▶ Request
Every line of the records must be repeated exactly; pictures stay out.

══════════════════════════════

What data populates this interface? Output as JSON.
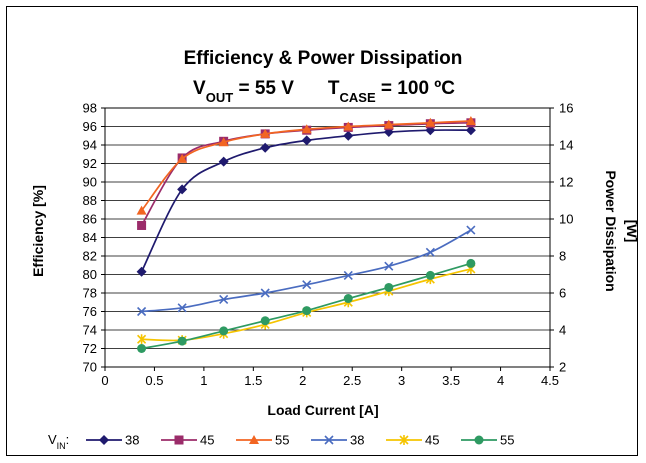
{
  "chart_data": {
    "type": "line",
    "title": "Efficiency & Power Dissipation",
    "subtitle": {
      "vout_label": "V",
      "vout_sub": "OUT",
      "vout_value": " = 55 V",
      "tcase_label": "T",
      "tcase_sub": "CASE",
      "tcase_value": " = 100 ºC"
    },
    "xlabel": "Load Current [A]",
    "ylabel": "Efficiency [%]",
    "y2label_line1": "Power Dissipation",
    "y2label_line2": "[W]",
    "xlim": [
      0,
      4.5
    ],
    "xticks": [
      "0",
      "0.5",
      "1",
      "1.5",
      "2",
      "2.5",
      "3",
      "3.5",
      "4",
      "4.5"
    ],
    "ylim": [
      70,
      98
    ],
    "yticks": [
      "70",
      "72",
      "74",
      "76",
      "78",
      "80",
      "82",
      "84",
      "86",
      "88",
      "90",
      "92",
      "94",
      "96",
      "98"
    ],
    "y2lim": [
      2,
      16
    ],
    "y2ticks": [
      "2",
      "4",
      "6",
      "8",
      "10",
      "12",
      "14",
      "16"
    ],
    "grid": true,
    "legend": {
      "position": "bottom",
      "prefix_main": "V",
      "prefix_sub": "IN",
      "prefix_suffix": ":"
    },
    "series": [
      {
        "name": "38",
        "axis": "left",
        "color": "#1f1a6e",
        "marker": "diamond",
        "x": [
          0.37,
          0.78,
          1.2,
          1.62,
          2.04,
          2.46,
          2.87,
          3.29,
          3.7
        ],
        "y": [
          80.3,
          89.2,
          92.2,
          93.7,
          94.5,
          95.0,
          95.4,
          95.6,
          95.6
        ]
      },
      {
        "name": "45",
        "axis": "left",
        "color": "#9b2c6a",
        "marker": "square",
        "x": [
          0.37,
          0.78,
          1.2,
          1.62,
          2.04,
          2.46,
          2.87,
          3.29,
          3.7
        ],
        "y": [
          85.3,
          92.6,
          94.4,
          95.2,
          95.6,
          95.9,
          96.1,
          96.3,
          96.4
        ]
      },
      {
        "name": "55",
        "axis": "left",
        "color": "#f26522",
        "marker": "triangle",
        "x": [
          0.37,
          0.78,
          1.2,
          1.62,
          2.04,
          2.46,
          2.87,
          3.29,
          3.7
        ],
        "y": [
          86.9,
          92.5,
          94.3,
          95.2,
          95.7,
          96.0,
          96.2,
          96.4,
          96.6
        ]
      },
      {
        "name": "38",
        "axis": "right",
        "color": "#4a6cc0",
        "marker": "x",
        "x": [
          0.37,
          0.78,
          1.2,
          1.62,
          2.04,
          2.46,
          2.87,
          3.29,
          3.7
        ],
        "y": [
          5.0,
          5.2,
          5.65,
          6.0,
          6.45,
          6.95,
          7.45,
          8.2,
          9.4
        ]
      },
      {
        "name": "45",
        "axis": "right",
        "color": "#f5c400",
        "marker": "star",
        "x": [
          0.37,
          0.78,
          1.2,
          1.62,
          2.04,
          2.46,
          2.87,
          3.29,
          3.7
        ],
        "y": [
          3.5,
          3.45,
          3.8,
          4.3,
          4.95,
          5.5,
          6.1,
          6.75,
          7.3
        ]
      },
      {
        "name": "55",
        "axis": "right",
        "color": "#2e9a62",
        "marker": "circle",
        "x": [
          0.37,
          0.78,
          1.2,
          1.62,
          2.04,
          2.46,
          2.87,
          3.29,
          3.7
        ],
        "y": [
          3.0,
          3.4,
          3.95,
          4.5,
          5.05,
          5.7,
          6.3,
          6.95,
          7.6
        ]
      }
    ]
  }
}
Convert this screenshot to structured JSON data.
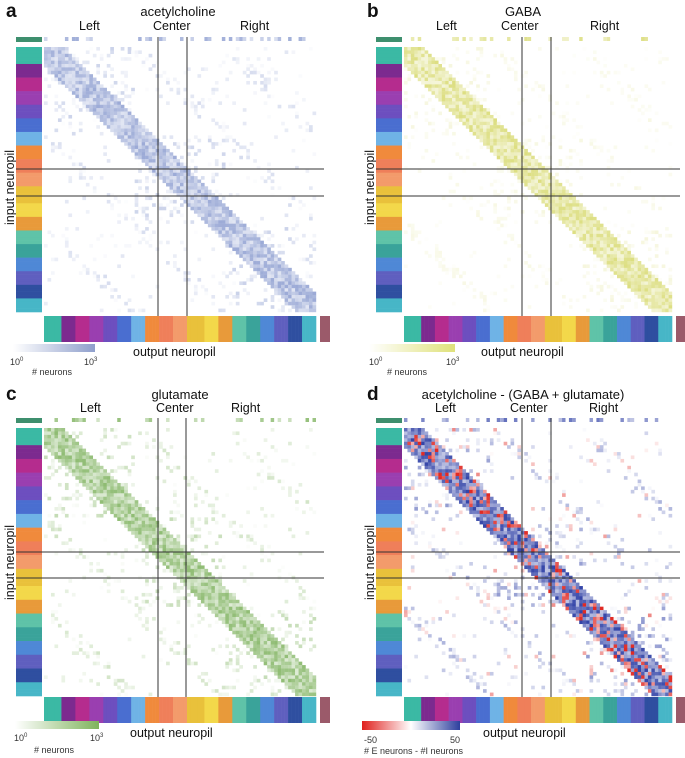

══════════════════════════════

▶ Problem solution
What data populates this interface? Output as JSON.
{
  "chart_data": {
    "type": "line",
    "title": "Efficiency & Power Dissipation",
    "subtitle": {
      "vout_label": "V",
      "vout_sub": "OUT",
      "vout_value": " = 55 V",
      "tcase_label": "T",
      "tcase_sub": "CASE",
      "tcase_value": " = 100 ºC"
    },
    "xlabel": "Load Current [A]",
    "ylabel": "Efficiency [%]",
    "y2label_line1": "Power Dissipation",
    "y2label_line2": "[W]",
    "xlim": [
      0,
      4.5
    ],
    "xticks": [
      "0",
      "0.5",
      "1",
      "1.5",
      "2",
      "2.5",
      "3",
      "3.5",
      "4",
      "4.5"
    ],
    "ylim": [
      70,
      98
    ],
    "yticks": [
      "70",
      "72",
      "74",
      "76",
      "78",
      "80",
      "82",
      "84",
      "86",
      "88",
      "90",
      "92",
      "94",
      "96",
      "98"
    ],
    "y2lim": [
      2,
      16
    ],
    "y2ticks": [
      "2",
      "4",
      "6",
      "8",
      "10",
      "12",
      "14",
      "16"
    ],
    "grid": true,
    "legend": {
      "position": "bottom",
      "prefix_main": "V",
      "prefix_sub": "IN",
      "prefix_suffix": ":"
    },
    "series": [
      {
        "name": "38",
        "axis": "left",
        "color": "#1f1a6e",
        "marker": "diamond",
        "x": [
          0.37,
          0.78,
          1.2,
          1.62,
          2.04,
          2.46,
          2.87,
          3.29,
          3.7
        ],
        "y": [
          80.3,
          89.2,
          92.2,
          93.7,
          94.5,
          95.0,
          95.4,
          95.6,
          95.6
        ]
      },
      {
        "name": "45",
        "axis": "left",
        "color": "#9b2c6a",
        "marker": "square",
        "x": [
          0.37,
          0.78,
          1.2,
          1.62,
          2.04,
          2.46,
          2.87,
          3.29,
          3.7
        ],
        "y": [
          85.3,
          92.6,
          94.4,
          95.2,
          95.6,
          95.9,
          96.1,
          96.3,
          96.4
        ]
      },
      {
        "name": "55",
        "axis": "left",
        "color": "#f26522",
        "marker": "triangle",
        "x": [
          0.37,
          0.78,
          1.2,
          1.62,
          2.04,
          2.46,
          2.87,
          3.29,
          3.7
        ],
        "y": [
          86.9,
          92.5,
          94.3,
          95.2,
          95.7,
          96.0,
          96.2,
          96.4,
          96.6
        ]
      },
      {
        "name": "38",
        "axis": "right",
        "color": "#4a6cc0",
        "marker": "x",
        "x": [
          0.37,
          0.78,
          1.2,
          1.62,
          2.04,
          2.46,
          2.87,
          3.29,
          3.7
        ],
        "y": [
          5.0,
          5.2,
          5.65,
          6.0,
          6.45,
          6.95,
          7.45,
          8.2,
          9.4
        ]
      },
      {
        "name": "45",
        "axis": "right",
        "color": "#f5c400",
        "marker": "star",
        "x": [
          0.37,
          0.78,
          1.2,
          1.62,
          2.04,
          2.46,
          2.87,
          3.29,
          3.7
        ],
        "y": [
          3.5,
          3.45,
          3.8,
          4.3,
          4.95,
          5.5,
          6.1,
          6.75,
          7.3
        ]
      },
      {
        "name": "55",
        "axis": "right",
        "color": "#2e9a62",
        "marker": "circle",
        "x": [
          0.37,
          0.78,
          1.2,
          1.62,
          2.04,
          2.46,
          2.87,
          3.29,
          3.7
        ],
        "y": [
          3.0,
          3.4,
          3.95,
          4.5,
          5.05,
          5.7,
          6.3,
          6.95,
          7.6
        ]
      }
    ]
  }
}
Convert this screenshot to structured JSON data.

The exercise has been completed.